**Brief**
Pull out each line of the records holding the string "State".

——

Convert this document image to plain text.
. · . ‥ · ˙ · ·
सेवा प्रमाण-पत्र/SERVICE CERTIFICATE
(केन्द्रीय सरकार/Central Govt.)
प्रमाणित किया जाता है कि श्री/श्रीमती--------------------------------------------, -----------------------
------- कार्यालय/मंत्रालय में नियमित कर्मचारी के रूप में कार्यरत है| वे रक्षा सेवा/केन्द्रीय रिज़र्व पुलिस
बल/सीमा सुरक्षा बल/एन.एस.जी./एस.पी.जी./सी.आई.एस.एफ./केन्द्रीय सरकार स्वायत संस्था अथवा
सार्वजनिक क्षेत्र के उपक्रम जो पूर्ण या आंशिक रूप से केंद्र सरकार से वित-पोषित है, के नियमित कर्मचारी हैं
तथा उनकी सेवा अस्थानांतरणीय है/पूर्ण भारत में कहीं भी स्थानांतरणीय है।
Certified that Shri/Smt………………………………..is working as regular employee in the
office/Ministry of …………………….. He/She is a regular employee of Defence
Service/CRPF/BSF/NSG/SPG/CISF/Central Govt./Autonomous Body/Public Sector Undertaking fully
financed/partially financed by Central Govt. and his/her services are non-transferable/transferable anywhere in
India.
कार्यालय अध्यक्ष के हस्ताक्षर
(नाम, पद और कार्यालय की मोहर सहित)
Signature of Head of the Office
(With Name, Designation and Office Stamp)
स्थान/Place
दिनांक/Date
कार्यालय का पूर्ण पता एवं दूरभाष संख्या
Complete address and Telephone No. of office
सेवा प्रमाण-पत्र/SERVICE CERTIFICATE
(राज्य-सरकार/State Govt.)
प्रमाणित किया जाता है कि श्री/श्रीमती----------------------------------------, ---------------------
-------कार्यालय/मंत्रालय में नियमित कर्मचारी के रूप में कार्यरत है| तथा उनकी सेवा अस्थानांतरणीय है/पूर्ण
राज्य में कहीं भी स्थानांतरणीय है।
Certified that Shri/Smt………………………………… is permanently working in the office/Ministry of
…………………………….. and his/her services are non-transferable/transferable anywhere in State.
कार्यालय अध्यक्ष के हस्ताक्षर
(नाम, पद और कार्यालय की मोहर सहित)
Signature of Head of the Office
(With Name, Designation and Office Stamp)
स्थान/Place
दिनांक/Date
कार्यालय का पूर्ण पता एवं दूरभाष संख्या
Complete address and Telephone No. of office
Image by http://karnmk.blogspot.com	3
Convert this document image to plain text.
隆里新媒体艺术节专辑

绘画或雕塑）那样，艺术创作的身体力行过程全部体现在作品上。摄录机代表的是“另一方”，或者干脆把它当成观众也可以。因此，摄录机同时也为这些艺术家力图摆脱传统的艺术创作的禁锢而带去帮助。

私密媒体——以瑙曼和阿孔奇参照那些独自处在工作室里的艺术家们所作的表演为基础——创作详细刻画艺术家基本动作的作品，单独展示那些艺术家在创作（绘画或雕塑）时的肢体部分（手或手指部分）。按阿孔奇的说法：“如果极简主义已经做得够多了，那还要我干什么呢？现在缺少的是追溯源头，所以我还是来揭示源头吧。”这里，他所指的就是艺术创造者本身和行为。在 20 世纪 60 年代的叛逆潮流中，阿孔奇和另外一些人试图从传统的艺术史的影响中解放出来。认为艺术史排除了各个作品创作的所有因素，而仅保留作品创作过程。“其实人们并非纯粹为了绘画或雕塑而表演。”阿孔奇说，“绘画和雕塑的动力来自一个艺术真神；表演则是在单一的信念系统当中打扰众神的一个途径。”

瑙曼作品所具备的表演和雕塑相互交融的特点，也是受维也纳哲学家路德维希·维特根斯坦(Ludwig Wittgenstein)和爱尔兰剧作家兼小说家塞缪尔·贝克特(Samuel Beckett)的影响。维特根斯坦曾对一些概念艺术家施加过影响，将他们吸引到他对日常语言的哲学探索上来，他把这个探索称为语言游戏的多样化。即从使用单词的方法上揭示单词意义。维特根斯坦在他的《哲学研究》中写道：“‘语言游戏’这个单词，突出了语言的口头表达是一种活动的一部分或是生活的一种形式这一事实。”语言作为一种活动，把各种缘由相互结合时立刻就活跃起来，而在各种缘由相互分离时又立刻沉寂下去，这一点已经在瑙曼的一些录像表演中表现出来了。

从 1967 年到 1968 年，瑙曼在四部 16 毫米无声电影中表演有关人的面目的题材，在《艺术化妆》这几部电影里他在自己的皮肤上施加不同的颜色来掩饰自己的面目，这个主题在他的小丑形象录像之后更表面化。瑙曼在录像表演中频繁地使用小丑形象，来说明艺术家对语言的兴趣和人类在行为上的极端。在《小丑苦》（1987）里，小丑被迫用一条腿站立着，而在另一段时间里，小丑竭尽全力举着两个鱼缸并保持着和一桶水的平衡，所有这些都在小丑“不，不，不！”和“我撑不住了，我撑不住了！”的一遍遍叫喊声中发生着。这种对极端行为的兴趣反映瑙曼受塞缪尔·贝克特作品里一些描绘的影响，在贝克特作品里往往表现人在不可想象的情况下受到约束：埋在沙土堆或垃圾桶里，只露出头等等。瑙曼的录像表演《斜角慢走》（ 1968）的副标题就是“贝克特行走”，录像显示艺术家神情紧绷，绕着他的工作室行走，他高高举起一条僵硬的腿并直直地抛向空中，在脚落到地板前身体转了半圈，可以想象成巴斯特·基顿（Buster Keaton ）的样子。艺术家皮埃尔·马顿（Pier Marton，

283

——

**Answer in full**
(राज्य-सरकार/State Govt.)
…………………………….. and his/her services are non-transferable/transferable anywhere in State.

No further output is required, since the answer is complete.